WHAT THE TASK REQUIRES. All the data should come back exactly as it was given.

— BEGIN DATASET —

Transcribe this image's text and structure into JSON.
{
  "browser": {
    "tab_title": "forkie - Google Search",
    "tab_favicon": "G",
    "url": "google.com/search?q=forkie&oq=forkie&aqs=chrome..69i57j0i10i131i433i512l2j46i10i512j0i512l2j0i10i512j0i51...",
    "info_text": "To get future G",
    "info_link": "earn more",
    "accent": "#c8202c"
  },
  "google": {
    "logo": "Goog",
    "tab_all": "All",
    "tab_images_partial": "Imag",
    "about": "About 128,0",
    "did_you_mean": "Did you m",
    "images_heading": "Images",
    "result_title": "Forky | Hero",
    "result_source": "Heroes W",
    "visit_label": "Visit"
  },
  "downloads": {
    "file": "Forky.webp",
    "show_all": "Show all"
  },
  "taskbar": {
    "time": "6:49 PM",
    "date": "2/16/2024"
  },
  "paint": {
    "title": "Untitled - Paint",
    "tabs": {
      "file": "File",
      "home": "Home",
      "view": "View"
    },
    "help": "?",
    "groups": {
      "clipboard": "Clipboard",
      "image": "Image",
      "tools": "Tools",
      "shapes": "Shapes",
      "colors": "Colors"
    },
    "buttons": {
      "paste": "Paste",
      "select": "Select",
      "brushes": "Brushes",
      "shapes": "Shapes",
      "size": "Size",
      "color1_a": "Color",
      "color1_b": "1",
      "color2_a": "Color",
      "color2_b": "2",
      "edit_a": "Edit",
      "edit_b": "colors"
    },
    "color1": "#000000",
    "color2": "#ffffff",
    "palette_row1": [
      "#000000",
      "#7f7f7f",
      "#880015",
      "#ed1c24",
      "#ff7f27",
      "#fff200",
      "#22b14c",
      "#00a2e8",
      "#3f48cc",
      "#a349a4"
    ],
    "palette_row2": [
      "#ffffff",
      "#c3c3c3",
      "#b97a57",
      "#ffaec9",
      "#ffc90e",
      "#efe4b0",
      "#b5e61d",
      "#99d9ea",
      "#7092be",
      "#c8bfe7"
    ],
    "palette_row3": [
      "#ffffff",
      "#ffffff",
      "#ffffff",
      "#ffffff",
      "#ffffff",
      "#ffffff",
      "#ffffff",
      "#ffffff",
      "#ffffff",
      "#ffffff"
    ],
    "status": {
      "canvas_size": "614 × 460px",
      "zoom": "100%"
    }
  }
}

— END DATASET —

CORRECT OUTPUT.
Transcribe this image's text and structure into JSON.
{
  "browser": {
    "tab_title": "forkie - Google Search",
    "tab_favicon": "G",
    "url": "google.com/search?q=forkie&oq=forkie&aqs=chrome..69i57j0i10i131i433i512l2j46i10i512j0i512l2j0i10i512j0i51...",
    "info_text": "To get future G",
    "info_link": "earn more",
    "accent": "#c8202c"
  },
  "google": {
    "logo": "Goog",
    "tab_all": "All",
    "tab_images_partial": "Imag",
    "about": "About 128,0",
    "did_you_mean": "Did you m",
    "images_heading": "Images",
    "result_title": "Forky | Hero",
    "result_source": "Heroes W",
    "visit_label": "Visit"
  },
  "downloads": {
    "file": "Forky.webp",
    "show_all": "Show all"
  },
  "taskbar": {
    "time": "6:49 PM",
    "date": "2/16/2024"
  },
  "paint": {
    "title": "Untitled - Paint",
    "tabs": {
      "file": "File",
      "home": "Home",
      "view": "View"
    },
    "help": "?",
    "groups": {
      "clipboard": "Clipboard",
      "image": "Image",
      "tools": "Tools",
      "shapes": "Shapes",
      "colors": "Colors"
    },
    "buttons": {
      "paste": "Paste",
      "select": "Select",
      "brushes": "Brushes",
      "shapes": "Shapes",
      "size": "Size",
      "color1_a": "Color",
      "color1_b": "1",
      "color2_a": "Color",
      "color2_b": "2",
      "edit_a": "Edit",
      "edit_b": "colors"
    },
    "color1": "#000000",
    "color2": "#ffffff",
    "palette_row1": [
      "#000000",
      "#7f7f7f",
      "#880015",
      "#ed1c24",
      "#ff7f27",
      "#fff200",
      "#22b14c",
      "#00a2e8",
      "#3f48cc",
      "#a349a4"
    ],
    "palette_row2": [
      "#ffffff",
      "#c3c3c3",
      "#b97a57",
      "#ffaec9",
      "#ffc90e",
      "#efe4b0",
      "#b5e61d",
      "#99d9ea",
      "#7092be",
      "#c8bfe7"
    ],
    "palette_row3": [
      "#ffffff",
      "#ffffff",
      "#ffffff",
      "#ffffff",
      "#ffffff",
      "#ffffff",
      "#ffffff",
      "#ffffff",
      "#ffffff",
      "#ffffff"
    ],
    "status": {
      "canvas_size": "614 × 460px",
      "zoom": "100%"
    }
  }
}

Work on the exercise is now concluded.